DO THIS. Filter the entries, keeping every line with the word "xlabel".

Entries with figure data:
** START **

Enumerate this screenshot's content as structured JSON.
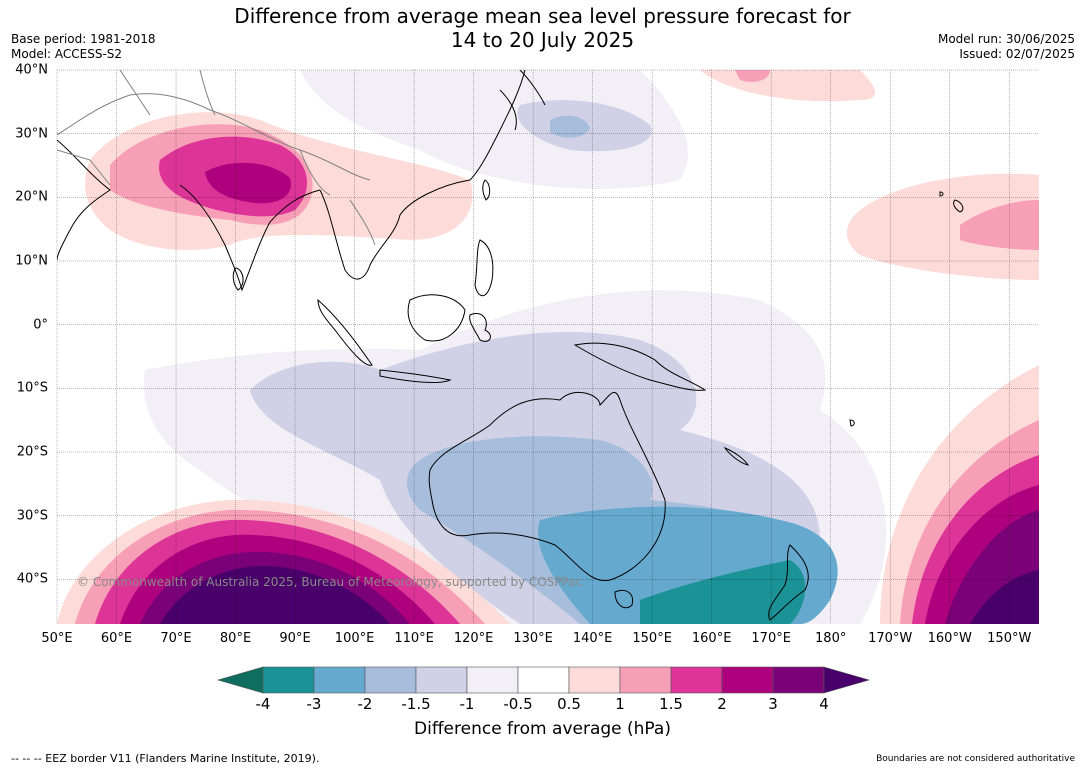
{
  "header": {
    "title_line1": "Difference from average mean sea level pressure forecast for",
    "title_line2": "14 to 20 July 2025",
    "base_period": "Base period: 1981-2018",
    "model": "Model: ACCESS-S2",
    "model_run": "Model run: 30/06/2025",
    "issued": "Issued: 02/07/2025"
  },
  "map": {
    "lon_ticks": [
      {
        "lon": 50,
        "label": "50°E"
      },
      {
        "lon": 60,
        "label": "60°E"
      },
      {
        "lon": 70,
        "label": "70°E"
      },
      {
        "lon": 80,
        "label": "80°E"
      },
      {
        "lon": 90,
        "label": "90°E"
      },
      {
        "lon": 100,
        "label": "100°E"
      },
      {
        "lon": 110,
        "label": "110°E"
      },
      {
        "lon": 120,
        "label": "120°E"
      },
      {
        "lon": 130,
        "label": "130°E"
      },
      {
        "lon": 140,
        "label": "140°E"
      },
      {
        "lon": 150,
        "label": "150°E"
      },
      {
        "lon": 160,
        "label": "160°E"
      },
      {
        "lon": 170,
        "label": "170°E"
      },
      {
        "lon": 180,
        "label": "180°"
      },
      {
        "lon": 190,
        "label": "170°W"
      },
      {
        "lon": 200,
        "label": "160°W"
      },
      {
        "lon": 210,
        "label": "150°W"
      }
    ],
    "lat_ticks": [
      {
        "lat": 40,
        "label": "40°N"
      },
      {
        "lat": 30,
        "label": "30°N"
      },
      {
        "lat": 20,
        "label": "20°N"
      },
      {
        "lat": 10,
        "label": "10°N"
      },
      {
        "lat": 0,
        "label": "0°"
      },
      {
        "lat": -10,
        "label": "10°S"
      },
      {
        "lat": -20,
        "label": "20°S"
      },
      {
        "lat": -30,
        "label": "30°S"
      },
      {
        "lat": -40,
        "label": "40°S"
      }
    ],
    "lon_range": [
      50,
      215
    ],
    "lat_range": [
      -47,
      40
    ],
    "gridlines": true,
    "copyright": "© Commonwealth of Australia 2025, Bureau of Meteorology, supported by COSPPac"
  },
  "colorbar": {
    "boundaries": [
      "-4",
      "-3",
      "-2",
      "-1.5",
      "-1",
      "-0.5",
      "0.5",
      "1",
      "1.5",
      "2",
      "3",
      "4"
    ],
    "colors": [
      "#1b9296",
      "#66a9cf",
      "#a6bddb",
      "#d0d1e6",
      "#f2eff6",
      "#ffffff",
      "#fddbd8",
      "#f89fb8",
      "#dd3497",
      "#ae017e",
      "#7a0177"
    ],
    "under_color": "#0f6e60",
    "over_color": "#49006a",
    "title": "Difference from average (hPa)"
  },
  "footer": {
    "eez_legend": "--  --  -- EEZ border V11 (Flanders Marine Institute, 2019).",
    "disclaimer": "Boundaries are not considered authoritative"
  }
}
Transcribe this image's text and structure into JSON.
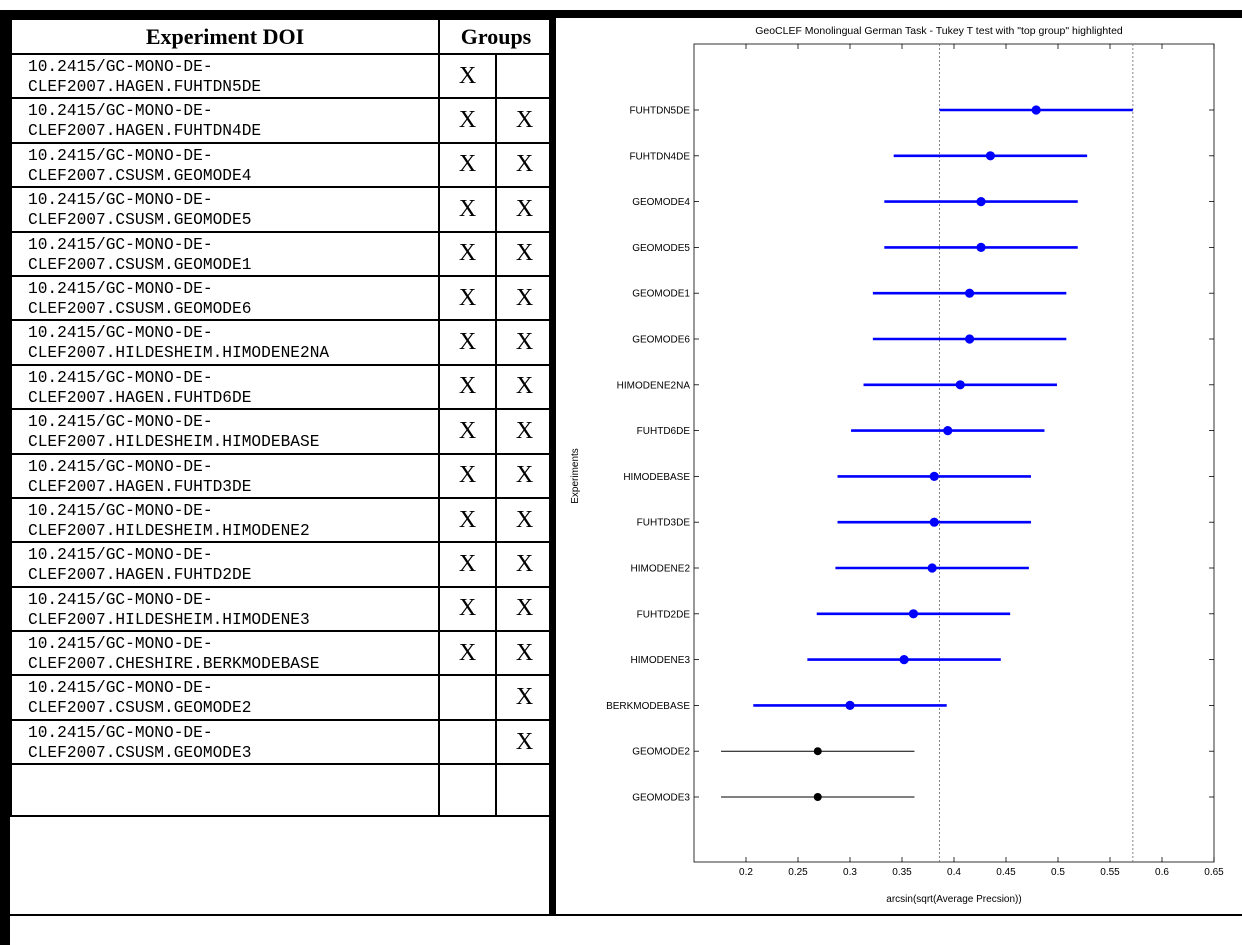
{
  "table": {
    "headers": {
      "doi": "Experiment DOI",
      "groups": "Groups"
    },
    "rows": [
      {
        "doi_line1": "10.2415/GC-MONO-DE-",
        "doi_line2": "CLEF2007.HAGEN.FUHTDN5DE",
        "g1": "X",
        "g2": ""
      },
      {
        "doi_line1": "10.2415/GC-MONO-DE-",
        "doi_line2": "CLEF2007.HAGEN.FUHTDN4DE",
        "g1": "X",
        "g2": "X"
      },
      {
        "doi_line1": "10.2415/GC-MONO-DE-",
        "doi_line2": "CLEF2007.CSUSM.GEOMODE4",
        "g1": "X",
        "g2": "X"
      },
      {
        "doi_line1": "10.2415/GC-MONO-DE-",
        "doi_line2": "CLEF2007.CSUSM.GEOMODE5",
        "g1": "X",
        "g2": "X"
      },
      {
        "doi_line1": "10.2415/GC-MONO-DE-",
        "doi_line2": "CLEF2007.CSUSM.GEOMODE1",
        "g1": "X",
        "g2": "X"
      },
      {
        "doi_line1": "10.2415/GC-MONO-DE-",
        "doi_line2": "CLEF2007.CSUSM.GEOMODE6",
        "g1": "X",
        "g2": "X"
      },
      {
        "doi_line1": "10.2415/GC-MONO-DE-",
        "doi_line2": "CLEF2007.HILDESHEIM.HIMODENE2NA",
        "g1": "X",
        "g2": "X"
      },
      {
        "doi_line1": "10.2415/GC-MONO-DE-",
        "doi_line2": "CLEF2007.HAGEN.FUHTD6DE",
        "g1": "X",
        "g2": "X"
      },
      {
        "doi_line1": "10.2415/GC-MONO-DE-",
        "doi_line2": "CLEF2007.HILDESHEIM.HIMODEBASE",
        "g1": "X",
        "g2": "X"
      },
      {
        "doi_line1": "10.2415/GC-MONO-DE-",
        "doi_line2": "CLEF2007.HAGEN.FUHTD3DE",
        "g1": "X",
        "g2": "X"
      },
      {
        "doi_line1": "10.2415/GC-MONO-DE-",
        "doi_line2": "CLEF2007.HILDESHEIM.HIMODENE2",
        "g1": "X",
        "g2": "X"
      },
      {
        "doi_line1": "10.2415/GC-MONO-DE-",
        "doi_line2": "CLEF2007.HAGEN.FUHTD2DE",
        "g1": "X",
        "g2": "X"
      },
      {
        "doi_line1": "10.2415/GC-MONO-DE-",
        "doi_line2": "CLEF2007.HILDESHEIM.HIMODENE3",
        "g1": "X",
        "g2": "X"
      },
      {
        "doi_line1": "10.2415/GC-MONO-DE-",
        "doi_line2": "CLEF2007.CHESHIRE.BERKMODEBASE",
        "g1": "X",
        "g2": "X"
      },
      {
        "doi_line1": "10.2415/GC-MONO-DE-",
        "doi_line2": "CLEF2007.CSUSM.GEOMODE2",
        "g1": "",
        "g2": "X"
      },
      {
        "doi_line1": "10.2415/GC-MONO-DE-",
        "doi_line2": "CLEF2007.CSUSM.GEOMODE3",
        "g1": "",
        "g2": "X"
      },
      {
        "doi_line1": "",
        "doi_line2": "",
        "g1": "",
        "g2": ""
      }
    ]
  },
  "chart_data": {
    "type": "scatter",
    "title": "GeoCLEF Monolingual German Task - Tukey T test with \"top group\" highlighted",
    "xlabel": "arcsin(sqrt(Average Precsion))",
    "ylabel": "Experiments",
    "xlim": [
      0.15,
      0.65
    ],
    "xticks": [
      0.2,
      0.25,
      0.3,
      0.35,
      0.4,
      0.45,
      0.5,
      0.55,
      0.6,
      0.65
    ],
    "reference_lines": [
      0.386,
      0.572
    ],
    "colors": {
      "top_group": "#0000ff",
      "other": "#000000"
    },
    "series": [
      {
        "label": "FUHTDN5DE",
        "mean": 0.479,
        "low": 0.386,
        "high": 0.572,
        "top_group": true
      },
      {
        "label": "FUHTDN4DE",
        "mean": 0.435,
        "low": 0.342,
        "high": 0.528,
        "top_group": true
      },
      {
        "label": "GEOMODE4",
        "mean": 0.426,
        "low": 0.333,
        "high": 0.519,
        "top_group": true
      },
      {
        "label": "GEOMODE5",
        "mean": 0.426,
        "low": 0.333,
        "high": 0.519,
        "top_group": true
      },
      {
        "label": "GEOMODE1",
        "mean": 0.415,
        "low": 0.322,
        "high": 0.508,
        "top_group": true
      },
      {
        "label": "GEOMODE6",
        "mean": 0.415,
        "low": 0.322,
        "high": 0.508,
        "top_group": true
      },
      {
        "label": "HIMODENE2NA",
        "mean": 0.406,
        "low": 0.313,
        "high": 0.499,
        "top_group": true
      },
      {
        "label": "FUHTD6DE",
        "mean": 0.394,
        "low": 0.301,
        "high": 0.487,
        "top_group": true
      },
      {
        "label": "HIMODEBASE",
        "mean": 0.381,
        "low": 0.288,
        "high": 0.474,
        "top_group": true
      },
      {
        "label": "FUHTD3DE",
        "mean": 0.381,
        "low": 0.288,
        "high": 0.474,
        "top_group": true
      },
      {
        "label": "HIMODENE2",
        "mean": 0.379,
        "low": 0.286,
        "high": 0.472,
        "top_group": true
      },
      {
        "label": "FUHTD2DE",
        "mean": 0.361,
        "low": 0.268,
        "high": 0.454,
        "top_group": true
      },
      {
        "label": "HIMODENE3",
        "mean": 0.352,
        "low": 0.259,
        "high": 0.445,
        "top_group": true
      },
      {
        "label": "BERKMODEBASE",
        "mean": 0.3,
        "low": 0.207,
        "high": 0.393,
        "top_group": true
      },
      {
        "label": "GEOMODE2",
        "mean": 0.269,
        "low": 0.176,
        "high": 0.362,
        "top_group": false
      },
      {
        "label": "GEOMODE3",
        "mean": 0.269,
        "low": 0.176,
        "high": 0.362,
        "top_group": false
      }
    ]
  }
}
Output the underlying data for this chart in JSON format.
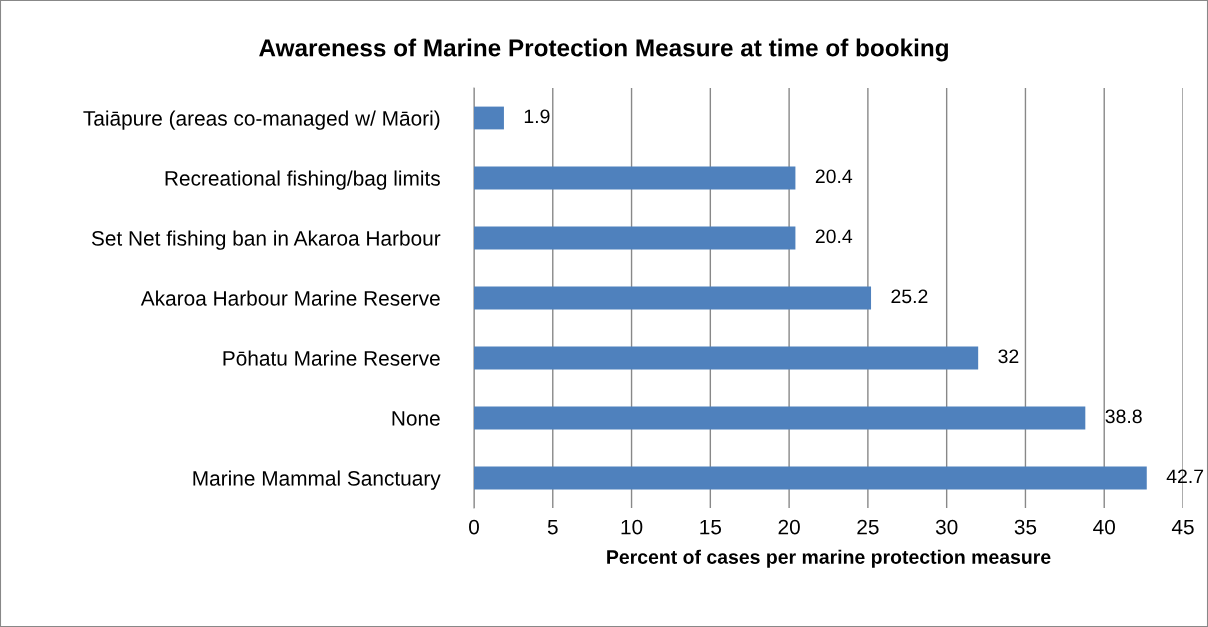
{
  "chart_data": {
    "type": "bar",
    "orientation": "horizontal",
    "title": "Awareness of Marine Protection Measure at time of booking",
    "xlabel": "Percent of cases per marine protection measure",
    "categories": [
      "Taiāpure (areas co-managed w/ Māori)",
      "Recreational fishing/bag limits",
      "Set Net fishing ban in Akaroa Harbour",
      "Akaroa Harbour Marine Reserve",
      "Pōhatu Marine Reserve",
      "None",
      "Marine Mammal Sanctuary"
    ],
    "values": [
      1.9,
      20.4,
      20.4,
      25.2,
      32,
      38.8,
      42.7
    ],
    "color": "#4f81bd",
    "xlim": [
      0,
      45
    ],
    "xticks": [
      0,
      5,
      10,
      15,
      20,
      25,
      30,
      35,
      40,
      45
    ],
    "grid": "x",
    "data_labels": true
  }
}
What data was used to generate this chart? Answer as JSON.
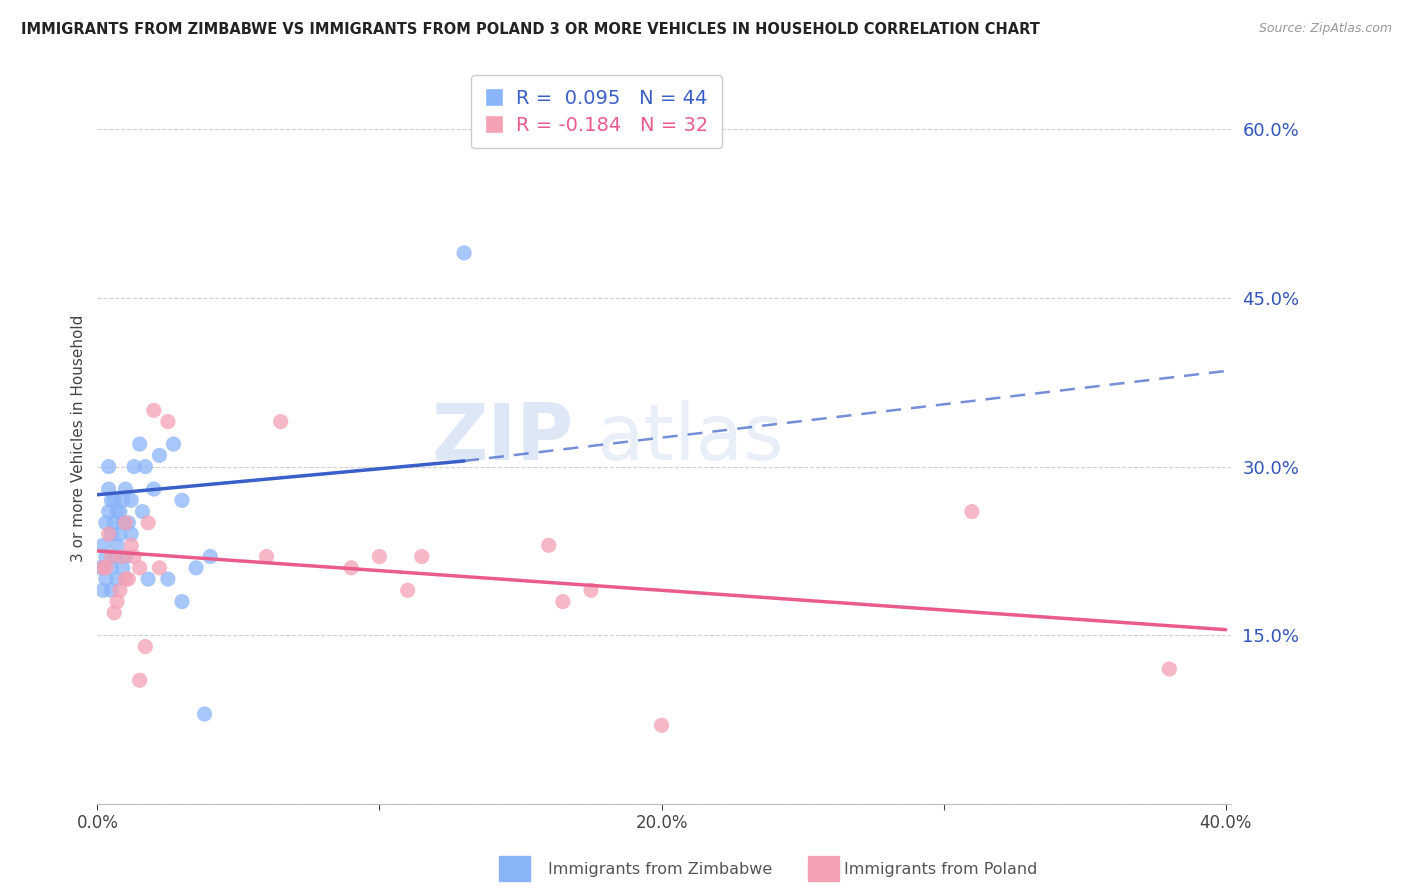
{
  "title": "IMMIGRANTS FROM ZIMBABWE VS IMMIGRANTS FROM POLAND 3 OR MORE VEHICLES IN HOUSEHOLD CORRELATION CHART",
  "source": "Source: ZipAtlas.com",
  "ylabel": "3 or more Vehicles in Household",
  "x_min": 0.0,
  "x_max": 0.4,
  "y_min": 0.0,
  "y_max": 0.65,
  "y_ticks": [
    0.0,
    0.15,
    0.3,
    0.45,
    0.6
  ],
  "y_tick_labels": [
    "",
    "15.0%",
    "30.0%",
    "45.0%",
    "60.0%"
  ],
  "x_ticks": [
    0.0,
    0.1,
    0.2,
    0.3,
    0.4
  ],
  "x_tick_labels": [
    "0.0%",
    "",
    "20.0%",
    "",
    "40.0%"
  ],
  "zimbabwe_color": "#8ab4f8",
  "poland_color": "#f4a0b5",
  "trend_zimbabwe_color": "#3a5fc8",
  "trend_poland_color": "#e85b8a",
  "R_zimbabwe": 0.095,
  "N_zimbabwe": 44,
  "R_poland": -0.184,
  "N_poland": 32,
  "watermark_zip": "ZIP",
  "watermark_atlas": "atlas",
  "zimbabwe_x": [
    0.001,
    0.002,
    0.002,
    0.003,
    0.003,
    0.003,
    0.004,
    0.004,
    0.004,
    0.005,
    0.005,
    0.005,
    0.005,
    0.006,
    0.006,
    0.006,
    0.007,
    0.007,
    0.007,
    0.008,
    0.008,
    0.009,
    0.009,
    0.009,
    0.01,
    0.01,
    0.011,
    0.012,
    0.012,
    0.013,
    0.015,
    0.016,
    0.017,
    0.018,
    0.02,
    0.022,
    0.025,
    0.027,
    0.03,
    0.03,
    0.035,
    0.038,
    0.04,
    0.13
  ],
  "zimbabwe_y": [
    0.21,
    0.19,
    0.23,
    0.2,
    0.22,
    0.25,
    0.26,
    0.28,
    0.3,
    0.19,
    0.21,
    0.24,
    0.27,
    0.22,
    0.25,
    0.27,
    0.2,
    0.23,
    0.26,
    0.24,
    0.26,
    0.21,
    0.25,
    0.27,
    0.22,
    0.28,
    0.25,
    0.24,
    0.27,
    0.3,
    0.32,
    0.26,
    0.3,
    0.2,
    0.28,
    0.31,
    0.2,
    0.32,
    0.27,
    0.18,
    0.21,
    0.08,
    0.22,
    0.49
  ],
  "poland_x": [
    0.002,
    0.003,
    0.004,
    0.005,
    0.006,
    0.007,
    0.008,
    0.009,
    0.01,
    0.01,
    0.011,
    0.012,
    0.013,
    0.015,
    0.015,
    0.017,
    0.018,
    0.02,
    0.022,
    0.025,
    0.06,
    0.065,
    0.09,
    0.1,
    0.11,
    0.115,
    0.16,
    0.165,
    0.175,
    0.2,
    0.31,
    0.38
  ],
  "poland_y": [
    0.21,
    0.21,
    0.24,
    0.22,
    0.17,
    0.18,
    0.19,
    0.22,
    0.2,
    0.25,
    0.2,
    0.23,
    0.22,
    0.21,
    0.11,
    0.14,
    0.25,
    0.35,
    0.21,
    0.34,
    0.22,
    0.34,
    0.21,
    0.22,
    0.19,
    0.22,
    0.23,
    0.18,
    0.19,
    0.07,
    0.26,
    0.12
  ],
  "zim_trend_x_solid_end": 0.13,
  "zim_trend_x_start": 0.0,
  "zim_trend_y_start": 0.275,
  "zim_trend_y_at_solid_end": 0.305,
  "zim_trend_y_at_dash_end": 0.385,
  "pol_trend_x_start": 0.0,
  "pol_trend_y_start": 0.225,
  "pol_trend_y_end": 0.155
}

** END **

TASK RESPONSE.
    "xlabel": "arcsin(sqrt(Average Precsion))",
    "xlabel": "Percent of cases per marine protection measure",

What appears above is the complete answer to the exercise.